====== EXERCISE INPUT

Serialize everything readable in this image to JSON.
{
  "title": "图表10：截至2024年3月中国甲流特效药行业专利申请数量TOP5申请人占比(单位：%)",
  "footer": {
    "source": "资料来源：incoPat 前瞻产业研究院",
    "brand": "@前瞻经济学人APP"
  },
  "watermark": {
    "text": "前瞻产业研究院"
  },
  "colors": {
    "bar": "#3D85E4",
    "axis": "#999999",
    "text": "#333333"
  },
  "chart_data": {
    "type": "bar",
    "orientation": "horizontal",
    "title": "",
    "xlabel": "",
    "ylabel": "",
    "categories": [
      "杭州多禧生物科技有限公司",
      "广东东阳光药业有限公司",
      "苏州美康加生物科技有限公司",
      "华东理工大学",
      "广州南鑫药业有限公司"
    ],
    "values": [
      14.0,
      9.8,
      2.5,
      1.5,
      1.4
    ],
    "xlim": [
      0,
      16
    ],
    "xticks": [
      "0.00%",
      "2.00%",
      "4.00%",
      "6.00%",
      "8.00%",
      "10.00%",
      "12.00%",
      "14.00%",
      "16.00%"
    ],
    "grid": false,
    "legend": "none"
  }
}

============
====== EXERCISE INPUT

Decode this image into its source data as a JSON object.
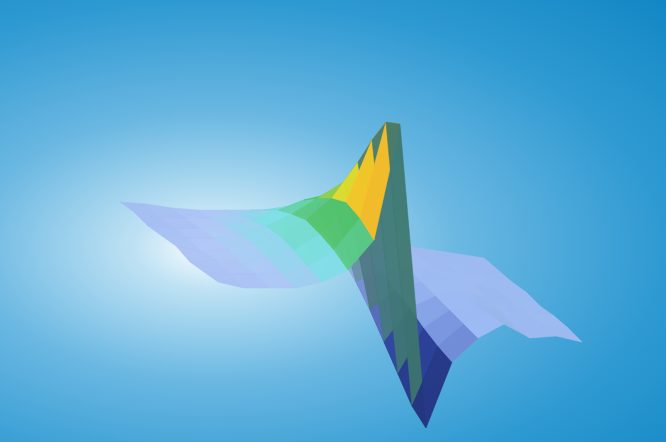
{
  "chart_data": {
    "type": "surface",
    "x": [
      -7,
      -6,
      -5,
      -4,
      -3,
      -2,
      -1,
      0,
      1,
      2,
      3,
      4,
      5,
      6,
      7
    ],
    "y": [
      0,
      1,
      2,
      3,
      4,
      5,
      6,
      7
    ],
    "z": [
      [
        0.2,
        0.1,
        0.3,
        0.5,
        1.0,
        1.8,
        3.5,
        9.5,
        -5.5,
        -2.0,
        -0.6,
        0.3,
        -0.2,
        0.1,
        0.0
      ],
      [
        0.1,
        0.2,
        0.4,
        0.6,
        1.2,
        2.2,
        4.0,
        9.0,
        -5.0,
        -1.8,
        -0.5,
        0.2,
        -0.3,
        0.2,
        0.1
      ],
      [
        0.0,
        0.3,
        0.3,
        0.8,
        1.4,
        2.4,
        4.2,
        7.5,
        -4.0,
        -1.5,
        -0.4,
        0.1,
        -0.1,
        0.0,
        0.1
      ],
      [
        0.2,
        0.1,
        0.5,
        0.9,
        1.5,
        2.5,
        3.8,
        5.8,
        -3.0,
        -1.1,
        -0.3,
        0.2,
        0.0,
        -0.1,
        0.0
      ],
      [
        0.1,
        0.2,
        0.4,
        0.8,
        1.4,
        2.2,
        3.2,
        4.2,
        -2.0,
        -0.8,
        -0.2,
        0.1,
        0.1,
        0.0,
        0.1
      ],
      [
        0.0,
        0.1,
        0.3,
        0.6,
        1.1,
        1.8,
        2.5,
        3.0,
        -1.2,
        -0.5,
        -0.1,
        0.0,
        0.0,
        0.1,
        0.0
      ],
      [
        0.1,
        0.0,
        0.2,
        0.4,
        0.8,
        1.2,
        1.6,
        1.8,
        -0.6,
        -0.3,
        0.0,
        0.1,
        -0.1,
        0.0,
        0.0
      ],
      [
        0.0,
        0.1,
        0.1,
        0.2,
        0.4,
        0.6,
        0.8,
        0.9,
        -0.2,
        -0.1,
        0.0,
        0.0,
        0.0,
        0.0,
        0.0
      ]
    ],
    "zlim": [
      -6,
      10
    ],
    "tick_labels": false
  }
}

============

● **BRIEF**
Gather all lines where the word "source" appears.

● **RESULT OF THIS TASK**
    "source": "资料来源：incoPat 前瞻产业研究院",
Decode this image into its source data as a JSON object.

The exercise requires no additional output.